Exercise brief: Write out the whole listing exactly as it stands.
-=-=-
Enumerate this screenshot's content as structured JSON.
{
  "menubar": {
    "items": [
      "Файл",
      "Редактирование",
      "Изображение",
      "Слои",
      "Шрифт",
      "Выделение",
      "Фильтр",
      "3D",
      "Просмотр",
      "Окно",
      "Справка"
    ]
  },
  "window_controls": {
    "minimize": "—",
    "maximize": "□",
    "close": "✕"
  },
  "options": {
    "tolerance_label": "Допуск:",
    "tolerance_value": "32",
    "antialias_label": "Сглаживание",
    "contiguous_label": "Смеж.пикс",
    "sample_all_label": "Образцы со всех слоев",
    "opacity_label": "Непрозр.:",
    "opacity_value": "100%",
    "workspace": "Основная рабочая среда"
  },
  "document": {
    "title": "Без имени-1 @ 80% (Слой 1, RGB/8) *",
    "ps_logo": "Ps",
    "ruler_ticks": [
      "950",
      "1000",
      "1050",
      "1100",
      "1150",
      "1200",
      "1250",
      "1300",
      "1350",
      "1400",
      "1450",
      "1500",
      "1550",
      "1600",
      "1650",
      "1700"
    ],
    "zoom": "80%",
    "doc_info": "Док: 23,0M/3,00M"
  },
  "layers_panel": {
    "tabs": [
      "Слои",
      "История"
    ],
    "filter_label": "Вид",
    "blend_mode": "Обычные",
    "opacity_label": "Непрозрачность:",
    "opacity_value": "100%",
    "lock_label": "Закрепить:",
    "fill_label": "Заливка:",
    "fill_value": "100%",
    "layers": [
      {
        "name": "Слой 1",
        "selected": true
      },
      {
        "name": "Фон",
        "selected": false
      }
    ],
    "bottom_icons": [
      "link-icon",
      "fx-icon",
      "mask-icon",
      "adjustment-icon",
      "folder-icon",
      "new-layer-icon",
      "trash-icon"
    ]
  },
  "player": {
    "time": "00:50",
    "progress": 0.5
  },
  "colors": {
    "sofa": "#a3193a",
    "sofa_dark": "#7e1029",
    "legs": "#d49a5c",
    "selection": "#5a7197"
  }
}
-=-=-
Response:
Enumerate this screenshot's content as structured JSON.
{
  "menubar": {
    "items": [
      "Файл",
      "Редактирование",
      "Изображение",
      "Слои",
      "Шрифт",
      "Выделение",
      "Фильтр",
      "3D",
      "Просмотр",
      "Окно",
      "Справка"
    ]
  },
  "window_controls": {
    "minimize": "—",
    "maximize": "□",
    "close": "✕"
  },
  "options": {
    "tolerance_label": "Допуск:",
    "tolerance_value": "32",
    "antialias_label": "Сглаживание",
    "contiguous_label": "Смеж.пикс",
    "sample_all_label": "Образцы со всех слоев",
    "opacity_label": "Непрозр.:",
    "opacity_value": "100%",
    "workspace": "Основная рабочая среда"
  },
  "document": {
    "title": "Без имени-1 @ 80% (Слой 1, RGB/8) *",
    "ps_logo": "Ps",
    "ruler_ticks": [
      "950",
      "1000",
      "1050",
      "1100",
      "1150",
      "1200",
      "1250",
      "1300",
      "1350",
      "1400",
      "1450",
      "1500",
      "1550",
      "1600",
      "1650",
      "1700"
    ],
    "zoom": "80%",
    "doc_info": "Док: 23,0M/3,00M"
  },
  "layers_panel": {
    "tabs": [
      "Слои",
      "История"
    ],
    "filter_label": "Вид",
    "blend_mode": "Обычные",
    "opacity_label": "Непрозрачность:",
    "opacity_value": "100%",
    "lock_label": "Закрепить:",
    "fill_label": "Заливка:",
    "fill_value": "100%",
    "layers": [
      {
        "name": "Слой 1",
        "selected": true
      },
      {
        "name": "Фон",
        "selected": false
      }
    ],
    "bottom_icons": [
      "link-icon",
      "fx-icon",
      "mask-icon",
      "adjustment-icon",
      "folder-icon",
      "new-layer-icon",
      "trash-icon"
    ]
  },
  "player": {
    "time": "00:50",
    "progress": 0.5
  },
  "colors": {
    "sofa": "#a3193a",
    "sofa_dark": "#7e1029",
    "legs": "#d49a5c",
    "selection": "#5a7197"
  }
}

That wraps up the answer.